Excerpts from a figure dataset
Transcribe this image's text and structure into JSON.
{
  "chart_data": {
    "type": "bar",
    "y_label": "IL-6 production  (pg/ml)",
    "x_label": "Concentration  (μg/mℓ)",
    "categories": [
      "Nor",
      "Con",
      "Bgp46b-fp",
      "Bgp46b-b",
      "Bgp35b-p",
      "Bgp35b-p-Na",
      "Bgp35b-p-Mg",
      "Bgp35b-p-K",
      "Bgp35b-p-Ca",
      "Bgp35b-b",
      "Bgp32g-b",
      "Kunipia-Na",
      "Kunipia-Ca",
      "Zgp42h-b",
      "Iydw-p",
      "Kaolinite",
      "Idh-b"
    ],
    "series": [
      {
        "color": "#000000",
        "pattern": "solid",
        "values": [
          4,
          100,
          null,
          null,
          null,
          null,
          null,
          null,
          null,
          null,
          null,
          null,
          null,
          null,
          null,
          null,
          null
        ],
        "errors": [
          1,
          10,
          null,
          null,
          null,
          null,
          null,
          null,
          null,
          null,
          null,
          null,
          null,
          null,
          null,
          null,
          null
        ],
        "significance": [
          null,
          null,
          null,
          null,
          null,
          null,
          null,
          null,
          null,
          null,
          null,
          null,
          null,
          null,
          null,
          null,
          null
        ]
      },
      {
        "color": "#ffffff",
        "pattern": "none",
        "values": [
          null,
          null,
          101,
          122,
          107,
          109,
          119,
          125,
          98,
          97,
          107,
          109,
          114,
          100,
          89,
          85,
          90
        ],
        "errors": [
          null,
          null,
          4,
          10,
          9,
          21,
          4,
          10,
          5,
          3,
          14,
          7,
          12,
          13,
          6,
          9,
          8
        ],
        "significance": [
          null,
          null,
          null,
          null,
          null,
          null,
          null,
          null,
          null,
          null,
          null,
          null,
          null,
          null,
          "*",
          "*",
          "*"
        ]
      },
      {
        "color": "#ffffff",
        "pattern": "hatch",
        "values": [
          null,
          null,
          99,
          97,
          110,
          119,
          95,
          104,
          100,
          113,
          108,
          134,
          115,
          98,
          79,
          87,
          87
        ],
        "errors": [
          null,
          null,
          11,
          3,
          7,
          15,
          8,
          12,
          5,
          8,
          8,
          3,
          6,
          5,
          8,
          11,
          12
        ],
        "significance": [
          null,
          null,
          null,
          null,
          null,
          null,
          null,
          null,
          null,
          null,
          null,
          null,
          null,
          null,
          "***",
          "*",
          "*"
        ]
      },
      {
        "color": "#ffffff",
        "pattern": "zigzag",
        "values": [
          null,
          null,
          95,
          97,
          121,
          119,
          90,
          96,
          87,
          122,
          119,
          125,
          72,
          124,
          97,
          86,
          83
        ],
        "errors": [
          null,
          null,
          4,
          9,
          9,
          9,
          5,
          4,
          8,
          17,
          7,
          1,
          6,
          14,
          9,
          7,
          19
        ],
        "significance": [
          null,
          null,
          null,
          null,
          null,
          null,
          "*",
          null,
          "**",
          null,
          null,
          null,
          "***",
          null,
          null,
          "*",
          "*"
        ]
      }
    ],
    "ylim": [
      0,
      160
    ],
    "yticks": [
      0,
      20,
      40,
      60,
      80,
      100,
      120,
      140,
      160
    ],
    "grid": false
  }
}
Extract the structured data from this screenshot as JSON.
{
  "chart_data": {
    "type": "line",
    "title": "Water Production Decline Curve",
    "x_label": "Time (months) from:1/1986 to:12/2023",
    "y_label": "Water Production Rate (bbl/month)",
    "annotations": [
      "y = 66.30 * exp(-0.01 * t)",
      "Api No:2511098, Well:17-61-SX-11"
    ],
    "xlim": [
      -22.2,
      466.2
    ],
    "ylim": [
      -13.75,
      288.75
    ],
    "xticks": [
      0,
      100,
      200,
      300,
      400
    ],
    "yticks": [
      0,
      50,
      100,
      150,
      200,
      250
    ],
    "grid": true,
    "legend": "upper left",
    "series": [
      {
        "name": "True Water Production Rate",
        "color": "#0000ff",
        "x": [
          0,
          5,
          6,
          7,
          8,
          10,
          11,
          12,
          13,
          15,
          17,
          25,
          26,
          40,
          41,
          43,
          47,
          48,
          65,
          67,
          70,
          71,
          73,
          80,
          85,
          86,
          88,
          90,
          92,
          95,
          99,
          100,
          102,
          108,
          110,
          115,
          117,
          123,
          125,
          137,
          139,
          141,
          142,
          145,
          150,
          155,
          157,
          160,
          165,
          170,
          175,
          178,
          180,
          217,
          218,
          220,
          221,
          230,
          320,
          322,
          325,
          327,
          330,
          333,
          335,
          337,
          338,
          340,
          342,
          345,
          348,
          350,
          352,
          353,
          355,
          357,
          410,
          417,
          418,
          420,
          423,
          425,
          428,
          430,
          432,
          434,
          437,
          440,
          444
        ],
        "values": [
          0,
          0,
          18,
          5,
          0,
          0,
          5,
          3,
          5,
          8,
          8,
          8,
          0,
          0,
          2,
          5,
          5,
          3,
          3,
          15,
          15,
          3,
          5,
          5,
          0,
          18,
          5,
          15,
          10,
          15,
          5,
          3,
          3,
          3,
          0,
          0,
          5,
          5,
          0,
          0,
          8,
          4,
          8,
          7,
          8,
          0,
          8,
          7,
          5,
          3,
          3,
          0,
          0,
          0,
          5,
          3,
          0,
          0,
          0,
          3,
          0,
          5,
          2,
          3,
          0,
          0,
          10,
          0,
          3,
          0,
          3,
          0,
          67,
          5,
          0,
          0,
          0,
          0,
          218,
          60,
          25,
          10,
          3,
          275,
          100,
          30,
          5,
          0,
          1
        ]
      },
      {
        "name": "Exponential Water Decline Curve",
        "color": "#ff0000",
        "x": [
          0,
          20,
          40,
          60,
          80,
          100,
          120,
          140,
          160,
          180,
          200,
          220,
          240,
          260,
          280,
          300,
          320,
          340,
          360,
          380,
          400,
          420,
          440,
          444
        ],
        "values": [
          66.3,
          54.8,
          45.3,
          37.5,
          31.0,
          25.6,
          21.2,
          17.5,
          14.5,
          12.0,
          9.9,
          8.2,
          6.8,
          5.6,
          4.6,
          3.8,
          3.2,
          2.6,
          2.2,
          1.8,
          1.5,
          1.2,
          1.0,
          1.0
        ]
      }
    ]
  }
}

**SHORT TASK**
Copy all lines of the listing above that contain the string "pattern".

**FULL ANSWER**
        "pattern": "solid",
        "pattern": "none",
        "pattern": "hatch",
        "pattern": "zigzag",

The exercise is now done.